= The exercise =
Output every entry exactly, from the first line to the last.

= Data extract =
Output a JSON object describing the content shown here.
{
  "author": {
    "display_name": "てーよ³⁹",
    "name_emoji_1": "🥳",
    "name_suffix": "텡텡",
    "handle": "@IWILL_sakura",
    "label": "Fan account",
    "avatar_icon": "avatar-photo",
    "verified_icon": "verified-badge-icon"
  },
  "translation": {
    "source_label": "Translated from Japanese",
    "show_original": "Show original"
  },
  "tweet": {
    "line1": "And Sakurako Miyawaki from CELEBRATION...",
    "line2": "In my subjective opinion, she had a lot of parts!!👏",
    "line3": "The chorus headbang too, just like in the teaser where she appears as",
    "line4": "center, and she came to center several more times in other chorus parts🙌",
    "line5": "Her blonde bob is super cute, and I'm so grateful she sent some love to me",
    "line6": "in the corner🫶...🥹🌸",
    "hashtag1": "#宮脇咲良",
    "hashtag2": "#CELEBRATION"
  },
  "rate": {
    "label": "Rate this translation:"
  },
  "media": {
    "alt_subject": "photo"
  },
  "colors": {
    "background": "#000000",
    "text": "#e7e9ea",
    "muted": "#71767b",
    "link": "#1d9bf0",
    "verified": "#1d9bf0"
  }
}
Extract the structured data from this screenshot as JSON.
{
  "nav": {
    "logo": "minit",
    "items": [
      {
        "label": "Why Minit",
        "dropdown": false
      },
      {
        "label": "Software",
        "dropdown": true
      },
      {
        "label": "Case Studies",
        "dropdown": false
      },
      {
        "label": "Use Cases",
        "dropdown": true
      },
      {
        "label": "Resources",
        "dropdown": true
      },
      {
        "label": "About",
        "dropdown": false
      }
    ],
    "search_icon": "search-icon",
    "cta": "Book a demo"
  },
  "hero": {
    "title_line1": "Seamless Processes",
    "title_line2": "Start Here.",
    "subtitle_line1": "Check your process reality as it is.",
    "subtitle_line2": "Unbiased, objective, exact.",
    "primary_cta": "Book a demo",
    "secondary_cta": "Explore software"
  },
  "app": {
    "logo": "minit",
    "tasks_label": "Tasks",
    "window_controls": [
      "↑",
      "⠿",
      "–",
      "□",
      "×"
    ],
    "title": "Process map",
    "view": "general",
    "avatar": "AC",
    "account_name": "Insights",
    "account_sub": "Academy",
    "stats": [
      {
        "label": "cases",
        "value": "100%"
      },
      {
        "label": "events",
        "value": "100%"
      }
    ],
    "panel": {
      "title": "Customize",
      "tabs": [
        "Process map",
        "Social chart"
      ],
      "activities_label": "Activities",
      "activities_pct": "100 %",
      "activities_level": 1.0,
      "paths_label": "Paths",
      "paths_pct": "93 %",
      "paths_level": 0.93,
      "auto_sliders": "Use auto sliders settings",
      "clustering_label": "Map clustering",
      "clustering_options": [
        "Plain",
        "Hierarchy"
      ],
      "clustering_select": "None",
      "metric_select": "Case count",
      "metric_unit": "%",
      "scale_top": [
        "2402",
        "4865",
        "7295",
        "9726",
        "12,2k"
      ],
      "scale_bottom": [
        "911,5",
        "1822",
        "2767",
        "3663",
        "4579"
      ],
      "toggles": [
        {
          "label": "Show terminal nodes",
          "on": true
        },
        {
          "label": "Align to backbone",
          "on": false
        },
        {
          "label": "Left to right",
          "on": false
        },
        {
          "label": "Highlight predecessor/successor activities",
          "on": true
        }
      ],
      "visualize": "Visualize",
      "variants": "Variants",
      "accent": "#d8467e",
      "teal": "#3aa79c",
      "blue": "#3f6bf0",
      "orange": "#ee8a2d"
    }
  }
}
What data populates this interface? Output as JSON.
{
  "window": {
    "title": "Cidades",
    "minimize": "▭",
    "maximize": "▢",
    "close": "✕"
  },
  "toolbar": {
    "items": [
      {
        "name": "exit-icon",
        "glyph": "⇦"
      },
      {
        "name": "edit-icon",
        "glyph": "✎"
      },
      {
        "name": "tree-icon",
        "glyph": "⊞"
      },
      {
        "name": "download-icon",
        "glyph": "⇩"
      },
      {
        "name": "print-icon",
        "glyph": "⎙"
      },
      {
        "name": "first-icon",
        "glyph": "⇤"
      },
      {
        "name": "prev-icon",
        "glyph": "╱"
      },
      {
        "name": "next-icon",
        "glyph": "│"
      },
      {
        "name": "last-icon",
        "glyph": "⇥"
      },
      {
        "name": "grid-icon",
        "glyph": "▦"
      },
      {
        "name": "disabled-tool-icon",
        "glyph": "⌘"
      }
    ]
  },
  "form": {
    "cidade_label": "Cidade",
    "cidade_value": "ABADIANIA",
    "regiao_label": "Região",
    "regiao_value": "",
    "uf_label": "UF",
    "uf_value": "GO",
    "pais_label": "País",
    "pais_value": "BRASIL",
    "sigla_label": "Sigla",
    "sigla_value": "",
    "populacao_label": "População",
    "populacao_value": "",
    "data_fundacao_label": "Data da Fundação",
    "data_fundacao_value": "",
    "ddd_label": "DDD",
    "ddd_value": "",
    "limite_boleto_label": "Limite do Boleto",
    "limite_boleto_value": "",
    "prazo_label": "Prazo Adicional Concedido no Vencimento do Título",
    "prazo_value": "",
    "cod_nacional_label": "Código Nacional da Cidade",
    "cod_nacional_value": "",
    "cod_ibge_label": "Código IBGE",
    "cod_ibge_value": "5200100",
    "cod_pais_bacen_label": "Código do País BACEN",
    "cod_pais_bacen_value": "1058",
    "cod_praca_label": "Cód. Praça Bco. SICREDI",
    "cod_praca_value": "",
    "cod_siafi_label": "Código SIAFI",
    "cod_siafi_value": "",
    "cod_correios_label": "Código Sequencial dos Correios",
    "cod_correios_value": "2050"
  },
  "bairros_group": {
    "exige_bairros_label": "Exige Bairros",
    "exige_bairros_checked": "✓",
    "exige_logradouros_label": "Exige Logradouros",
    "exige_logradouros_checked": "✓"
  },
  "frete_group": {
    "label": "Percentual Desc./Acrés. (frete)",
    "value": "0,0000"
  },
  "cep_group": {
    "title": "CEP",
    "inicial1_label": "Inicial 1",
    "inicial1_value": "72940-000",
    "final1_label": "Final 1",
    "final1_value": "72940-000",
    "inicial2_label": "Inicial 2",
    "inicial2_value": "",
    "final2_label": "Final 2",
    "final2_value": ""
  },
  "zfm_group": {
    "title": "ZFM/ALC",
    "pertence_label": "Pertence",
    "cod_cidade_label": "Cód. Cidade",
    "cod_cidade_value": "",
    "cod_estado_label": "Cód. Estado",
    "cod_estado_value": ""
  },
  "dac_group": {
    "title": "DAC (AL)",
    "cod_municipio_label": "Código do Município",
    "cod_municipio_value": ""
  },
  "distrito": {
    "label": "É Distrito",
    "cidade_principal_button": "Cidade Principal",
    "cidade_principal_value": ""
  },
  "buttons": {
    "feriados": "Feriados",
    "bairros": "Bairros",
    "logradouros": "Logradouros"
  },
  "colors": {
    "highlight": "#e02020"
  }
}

= The result =
Output a JSON object describing the content shown here.
{
  "author": {
    "display_name": "てーよ³⁹",
    "name_emoji_1": "🥳",
    "name_suffix": "텡텡",
    "handle": "@IWILL_sakura",
    "label": "Fan account",
    "avatar_icon": "avatar-photo",
    "verified_icon": "verified-badge-icon"
  },
  "translation": {
    "source_label": "Translated from Japanese",
    "show_original": "Show original"
  },
  "tweet": {
    "line1": "And Sakurako Miyawaki from CELEBRATION...",
    "line2": "In my subjective opinion, she had a lot of parts!!👏",
    "line3": "The chorus headbang too, just like in the teaser where she appears as",
    "line4": "center, and she came to center several more times in other chorus parts🙌",
    "line5": "Her blonde bob is super cute, and I'm so grateful she sent some love to me",
    "line6": "in the corner🫶...🥹🌸",
    "hashtag1": "#宮脇咲良",
    "hashtag2": "#CELEBRATION"
  },
  "rate": {
    "label": "Rate this translation:"
  },
  "media": {
    "alt_subject": "photo"
  },
  "colors": {
    "background": "#000000",
    "text": "#e7e9ea",
    "muted": "#71767b",
    "link": "#1d9bf0",
    "verified": "#1d9bf0"
  }
}
Extract the structured data from this screenshot as JSON.
{
  "nav": {
    "logo": "minit",
    "items": [
      {
        "label": "Why Minit",
        "dropdown": false
      },
      {
        "label": "Software",
        "dropdown": true
      },
      {
        "label": "Case Studies",
        "dropdown": false
      },
      {
        "label": "Use Cases",
        "dropdown": true
      },
      {
        "label": "Resources",
        "dropdown": true
      },
      {
        "label": "About",
        "dropdown": false
      }
    ],
    "search_icon": "search-icon",
    "cta": "Book a demo"
  },
  "hero": {
    "title_line1": "Seamless Processes",
    "title_line2": "Start Here.",
    "subtitle_line1": "Check your process reality as it is.",
    "subtitle_line2": "Unbiased, objective, exact.",
    "primary_cta": "Book a demo",
    "secondary_cta": "Explore software"
  },
  "app": {
    "logo": "minit",
    "tasks_label": "Tasks",
    "window_controls": [
      "↑",
      "⠿",
      "–",
      "□",
      "×"
    ],
    "title": "Process map",
    "view": "general",
    "avatar": "AC",
    "account_name": "Insights",
    "account_sub": "Academy",
    "stats": [
      {
        "label": "cases",
        "value": "100%"
      },
      {
        "label": "events",
        "value": "100%"
      }
    ],
    "panel": {
      "title": "Customize",
      "tabs": [
        "Process map",
        "Social chart"
      ],
      "activities_label": "Activities",
      "activities_pct": "100 %",
      "activities_level": 1.0,
      "paths_label": "Paths",
      "paths_pct": "93 %",
      "paths_level": 0.93,
      "auto_sliders": "Use auto sliders settings",
      "clustering_label": "Map clustering",
      "clustering_options": [
        "Plain",
        "Hierarchy"
      ],
      "clustering_select": "None",
      "metric_select": "Case count",
      "metric_unit": "%",
      "scale_top": [
        "2402",
        "4865",
        "7295",
        "9726",
        "12,2k"
      ],
      "scale_bottom": [
        "911,5",
        "1822",
        "2767",
        "3663",
        "4579"
      ],
      "toggles": [
        {
          "label": "Show terminal nodes",
          "on": true
        },
        {
          "label": "Align to backbone",
          "on": false
        },
        {
          "label": "Left to right",
          "on": false
        },
        {
          "label": "Highlight predecessor/successor activities",
          "on": true
        }
      ],
      "visualize": "Visualize",
      "variants": "Variants",
      "accent": "#d8467e",
      "teal": "#3aa79c",
      "blue": "#3f6bf0",
      "orange": "#ee8a2d"
    }
  }
}
What data populates this interface? Output as JSON.
{
  "window": {
    "title": "Cidades",
    "minimize": "▭",
    "maximize": "▢",
    "close": "✕"
  },
  "toolbar": {
    "items": [
      {
        "name": "exit-icon",
        "glyph": "⇦"
      },
      {
        "name": "edit-icon",
        "glyph": "✎"
      },
      {
        "name": "tree-icon",
        "glyph": "⊞"
      },
      {
        "name": "download-icon",
        "glyph": "⇩"
      },
      {
        "name": "print-icon",
        "glyph": "⎙"
      },
      {
        "name": "first-icon",
        "glyph": "⇤"
      },
      {
        "name": "prev-icon",
        "glyph": "╱"
      },
      {
        "name": "next-icon",
        "glyph": "│"
      },
      {
        "name": "last-icon",
        "glyph": "⇥"
      },
      {
        "name": "grid-icon",
        "glyph": "▦"
      },
      {
        "name": "disabled-tool-icon",
        "glyph": "⌘"
      }
    ]
  },
  "form": {
    "cidade_label": "Cidade",
    "cidade_value": "ABADIANIA",
    "regiao_label": "Região",
    "regiao_value": "",
    "uf_label": "UF",
    "uf_value": "GO",
    "pais_label": "País",
    "pais_value": "BRASIL",
    "sigla_label": "Sigla",
    "sigla_value": "",
    "populacao_label": "População",
    "populacao_value": "",
    "data_fundacao_label": "Data da Fundação",
    "data_fundacao_value": "",
    "ddd_label": "DDD",
    "ddd_value": "",
    "limite_boleto_label": "Limite do Boleto",
    "limite_boleto_value": "",
    "prazo_label": "Prazo Adicional Concedido no Vencimento do Título",
    "prazo_value": "",
    "cod_nacional_label": "Código Nacional da Cidade",
    "cod_nacional_value": "",
    "cod_ibge_label": "Código IBGE",
    "cod_ibge_value": "5200100",
    "cod_pais_bacen_label": "Código do País BACEN",
    "cod_pais_bacen_value": "1058",
    "cod_praca_label": "Cód. Praça Bco. SICREDI",
    "cod_praca_value": "",
    "cod_siafi_label": "Código SIAFI",
    "cod_siafi_value": "",
    "cod_correios_label": "Código Sequencial dos Correios",
    "cod_correios_value": "2050"
  },
  "bairros_group": {
    "exige_bairros_label": "Exige Bairros",
    "exige_bairros_checked": "✓",
    "exige_logradouros_label": "Exige Logradouros",
    "exige_logradouros_checked": "✓"
  },
  "frete_group": {
    "label": "Percentual Desc./Acrés. (frete)",
    "value": "0,0000"
  },
  "cep_group": {
    "title": "CEP",
    "inicial1_label": "Inicial 1",
    "inicial1_value": "72940-000",
    "final1_label": "Final 1",
    "final1_value": "72940-000",
    "inicial2_label": "Inicial 2",
    "inicial2_value": "",
    "final2_label": "Final 2",
    "final2_value": ""
  },
  "zfm_group": {
    "title": "ZFM/ALC",
    "pertence_label": "Pertence",
    "cod_cidade_label": "Cód. Cidade",
    "cod_cidade_value": "",
    "cod_estado_label": "Cód. Estado",
    "cod_estado_value": ""
  },
  "dac_group": {
    "title": "DAC (AL)",
    "cod_municipio_label": "Código do Município",
    "cod_municipio_value": ""
  },
  "distrito": {
    "label": "É Distrito",
    "cidade_principal_button": "Cidade Principal",
    "cidade_principal_value": ""
  },
  "buttons": {
    "feriados": "Feriados",
    "bairros": "Bairros",
    "logradouros": "Logradouros"
  },
  "colors": {
    "highlight": "#e02020"
  }
}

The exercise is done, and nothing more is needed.